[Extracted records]
— begin —

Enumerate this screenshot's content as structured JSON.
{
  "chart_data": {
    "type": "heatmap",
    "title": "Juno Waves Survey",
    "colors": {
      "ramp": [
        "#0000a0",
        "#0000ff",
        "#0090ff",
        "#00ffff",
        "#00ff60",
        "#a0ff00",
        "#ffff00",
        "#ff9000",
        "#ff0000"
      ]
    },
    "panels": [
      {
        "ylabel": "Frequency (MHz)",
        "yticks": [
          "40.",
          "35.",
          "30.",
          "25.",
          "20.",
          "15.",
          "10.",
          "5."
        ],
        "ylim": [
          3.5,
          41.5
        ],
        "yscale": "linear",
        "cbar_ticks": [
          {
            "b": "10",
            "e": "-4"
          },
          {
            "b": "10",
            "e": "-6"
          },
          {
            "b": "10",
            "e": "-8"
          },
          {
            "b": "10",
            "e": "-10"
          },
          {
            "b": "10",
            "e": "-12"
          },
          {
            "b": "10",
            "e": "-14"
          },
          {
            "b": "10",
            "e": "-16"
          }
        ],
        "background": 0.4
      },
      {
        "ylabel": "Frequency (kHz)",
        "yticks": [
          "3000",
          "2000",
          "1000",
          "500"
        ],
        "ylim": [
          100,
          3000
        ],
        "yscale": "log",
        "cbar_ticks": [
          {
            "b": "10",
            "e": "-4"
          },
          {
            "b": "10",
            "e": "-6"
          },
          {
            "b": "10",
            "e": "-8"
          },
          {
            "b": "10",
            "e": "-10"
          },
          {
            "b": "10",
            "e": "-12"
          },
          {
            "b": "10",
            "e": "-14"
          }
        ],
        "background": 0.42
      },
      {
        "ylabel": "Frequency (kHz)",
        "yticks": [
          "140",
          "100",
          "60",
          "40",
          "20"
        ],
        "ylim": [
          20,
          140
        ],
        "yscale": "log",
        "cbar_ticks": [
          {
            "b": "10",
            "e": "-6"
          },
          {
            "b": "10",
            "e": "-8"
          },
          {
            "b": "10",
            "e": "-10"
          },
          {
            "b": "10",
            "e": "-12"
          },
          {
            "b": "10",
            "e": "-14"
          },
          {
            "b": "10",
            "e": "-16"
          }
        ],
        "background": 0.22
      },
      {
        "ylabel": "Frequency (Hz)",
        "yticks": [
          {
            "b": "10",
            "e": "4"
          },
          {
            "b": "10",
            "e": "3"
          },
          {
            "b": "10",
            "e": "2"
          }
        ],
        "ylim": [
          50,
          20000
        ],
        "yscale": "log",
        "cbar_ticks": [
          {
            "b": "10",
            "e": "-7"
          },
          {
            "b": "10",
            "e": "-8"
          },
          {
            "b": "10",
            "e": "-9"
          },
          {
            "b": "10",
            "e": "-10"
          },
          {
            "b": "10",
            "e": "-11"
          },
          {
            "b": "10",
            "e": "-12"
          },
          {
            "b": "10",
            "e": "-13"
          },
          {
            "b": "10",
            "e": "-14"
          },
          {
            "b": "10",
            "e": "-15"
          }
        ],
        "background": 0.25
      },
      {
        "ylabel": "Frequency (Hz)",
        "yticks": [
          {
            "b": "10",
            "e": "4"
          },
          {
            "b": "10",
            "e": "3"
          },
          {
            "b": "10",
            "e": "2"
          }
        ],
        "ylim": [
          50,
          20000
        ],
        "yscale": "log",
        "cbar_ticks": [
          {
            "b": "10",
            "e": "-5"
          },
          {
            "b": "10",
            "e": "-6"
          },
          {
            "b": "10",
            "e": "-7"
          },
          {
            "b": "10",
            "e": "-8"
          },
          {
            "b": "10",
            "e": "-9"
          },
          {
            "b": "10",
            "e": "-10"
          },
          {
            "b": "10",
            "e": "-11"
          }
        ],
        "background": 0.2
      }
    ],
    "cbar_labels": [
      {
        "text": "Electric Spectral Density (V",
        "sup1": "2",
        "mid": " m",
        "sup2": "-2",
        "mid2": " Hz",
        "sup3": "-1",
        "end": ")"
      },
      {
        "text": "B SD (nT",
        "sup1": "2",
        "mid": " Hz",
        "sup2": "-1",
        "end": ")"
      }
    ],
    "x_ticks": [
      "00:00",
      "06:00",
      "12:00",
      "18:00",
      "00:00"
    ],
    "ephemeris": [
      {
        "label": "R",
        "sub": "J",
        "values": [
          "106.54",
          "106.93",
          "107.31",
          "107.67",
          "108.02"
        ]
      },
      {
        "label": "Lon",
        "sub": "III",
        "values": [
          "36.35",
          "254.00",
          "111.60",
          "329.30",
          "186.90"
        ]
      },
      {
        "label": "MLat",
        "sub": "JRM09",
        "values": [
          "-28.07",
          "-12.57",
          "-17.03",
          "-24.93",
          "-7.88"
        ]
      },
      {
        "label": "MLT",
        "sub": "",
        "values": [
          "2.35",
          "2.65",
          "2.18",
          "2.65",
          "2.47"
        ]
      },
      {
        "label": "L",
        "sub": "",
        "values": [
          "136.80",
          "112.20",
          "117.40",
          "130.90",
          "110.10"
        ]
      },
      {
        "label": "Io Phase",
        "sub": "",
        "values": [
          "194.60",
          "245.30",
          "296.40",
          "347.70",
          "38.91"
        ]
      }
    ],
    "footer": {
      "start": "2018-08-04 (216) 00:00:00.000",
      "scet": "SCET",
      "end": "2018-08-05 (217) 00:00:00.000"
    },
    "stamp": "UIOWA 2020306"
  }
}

— end —

• YOUR TASK: Reproduce the data, keeping every line exactly the same.

• EXERCISE RESULT:
Enumerate this screenshot's content as structured JSON.
{
  "chart_data": {
    "type": "heatmap",
    "title": "Juno Waves Survey",
    "colors": {
      "ramp": [
        "#0000a0",
        "#0000ff",
        "#0090ff",
        "#00ffff",
        "#00ff60",
        "#a0ff00",
        "#ffff00",
        "#ff9000",
        "#ff0000"
      ]
    },
    "panels": [
      {
        "ylabel": "Frequency (MHz)",
        "yticks": [
          "40.",
          "35.",
          "30.",
          "25.",
          "20.",
          "15.",
          "10.",
          "5."
        ],
        "ylim": [
          3.5,
          41.5
        ],
        "yscale": "linear",
        "cbar_ticks": [
          {
            "b": "10",
            "e": "-4"
          },
          {
            "b": "10",
            "e": "-6"
          },
          {
            "b": "10",
            "e": "-8"
          },
          {
            "b": "10",
            "e": "-10"
          },
          {
            "b": "10",
            "e": "-12"
          },
          {
            "b": "10",
            "e": "-14"
          },
          {
            "b": "10",
            "e": "-16"
          }
        ],
        "background": 0.4
      },
      {
        "ylabel": "Frequency (kHz)",
        "yticks": [
          "3000",
          "2000",
          "1000",
          "500"
        ],
        "ylim": [
          100,
          3000
        ],
        "yscale": "log",
        "cbar_ticks": [
          {
            "b": "10",
            "e": "-4"
          },
          {
            "b": "10",
            "e": "-6"
          },
          {
            "b": "10",
            "e": "-8"
          },
          {
            "b": "10",
            "e": "-10"
          },
          {
            "b": "10",
            "e": "-12"
          },
          {
            "b": "10",
            "e": "-14"
          }
        ],
        "background": 0.42
      },
      {
        "ylabel": "Frequency (kHz)",
        "yticks": [
          "140",
          "100",
          "60",
          "40",
          "20"
        ],
        "ylim": [
          20,
          140
        ],
        "yscale": "log",
        "cbar_ticks": [
          {
            "b": "10",
            "e": "-6"
          },
          {
            "b": "10",
            "e": "-8"
          },
          {
            "b": "10",
            "e": "-10"
          },
          {
            "b": "10",
            "e": "-12"
          },
          {
            "b": "10",
            "e": "-14"
          },
          {
            "b": "10",
            "e": "-16"
          }
        ],
        "background": 0.22
      },
      {
        "ylabel": "Frequency (Hz)",
        "yticks": [
          {
            "b": "10",
            "e": "4"
          },
          {
            "b": "10",
            "e": "3"
          },
          {
            "b": "10",
            "e": "2"
          }
        ],
        "ylim": [
          50,
          20000
        ],
        "yscale": "log",
        "cbar_ticks": [
          {
            "b": "10",
            "e": "-7"
          },
          {
            "b": "10",
            "e": "-8"
          },
          {
            "b": "10",
            "e": "-9"
          },
          {
            "b": "10",
            "e": "-10"
          },
          {
            "b": "10",
            "e": "-11"
          },
          {
            "b": "10",
            "e": "-12"
          },
          {
            "b": "10",
            "e": "-13"
          },
          {
            "b": "10",
            "e": "-14"
          },
          {
            "b": "10",
            "e": "-15"
          }
        ],
        "background": 0.25
      },
      {
        "ylabel": "Frequency (Hz)",
        "yticks": [
          {
            "b": "10",
            "e": "4"
          },
          {
            "b": "10",
            "e": "3"
          },
          {
            "b": "10",
            "e": "2"
          }
        ],
        "ylim": [
          50,
          20000
        ],
        "yscale": "log",
        "cbar_ticks": [
          {
            "b": "10",
            "e": "-5"
          },
          {
            "b": "10",
            "e": "-6"
          },
          {
            "b": "10",
            "e": "-7"
          },
          {
            "b": "10",
            "e": "-8"
          },
          {
            "b": "10",
            "e": "-9"
          },
          {
            "b": "10",
            "e": "-10"
          },
          {
            "b": "10",
            "e": "-11"
          }
        ],
        "background": 0.2
      }
    ],
    "cbar_labels": [
      {
        "text": "Electric Spectral Density (V",
        "sup1": "2",
        "mid": " m",
        "sup2": "-2",
        "mid2": " Hz",
        "sup3": "-1",
        "end": ")"
      },
      {
        "text": "B SD (nT",
        "sup1": "2",
        "mid": " Hz",
        "sup2": "-1",
        "end": ")"
      }
    ],
    "x_ticks": [
      "00:00",
      "06:00",
      "12:00",
      "18:00",
      "00:00"
    ],
    "ephemeris": [
      {
        "label": "R",
        "sub": "J",
        "values": [
          "106.54",
          "106.93",
          "107.31",
          "107.67",
          "108.02"
        ]
      },
      {
        "label": "Lon",
        "sub": "III",
        "values": [
          "36.35",
          "254.00",
          "111.60",
          "329.30",
          "186.90"
        ]
      },
      {
        "label": "MLat",
        "sub": "JRM09",
        "values": [
          "-28.07",
          "-12.57",
          "-17.03",
          "-24.93",
          "-7.88"
        ]
      },
      {
        "label": "MLT",
        "sub": "",
        "values": [
          "2.35",
          "2.65",
          "2.18",
          "2.65",
          "2.47"
        ]
      },
      {
        "label": "L",
        "sub": "",
        "values": [
          "136.80",
          "112.20",
          "117.40",
          "130.90",
          "110.10"
        ]
      },
      {
        "label": "Io Phase",
        "sub": "",
        "values": [
          "194.60",
          "245.30",
          "296.40",
          "347.70",
          "38.91"
        ]
      }
    ],
    "footer": {
      "start": "2018-08-04 (216) 00:00:00.000",
      "scet": "SCET",
      "end": "2018-08-05 (217) 00:00:00.000"
    },
    "stamp": "UIOWA 2020306"
  }
}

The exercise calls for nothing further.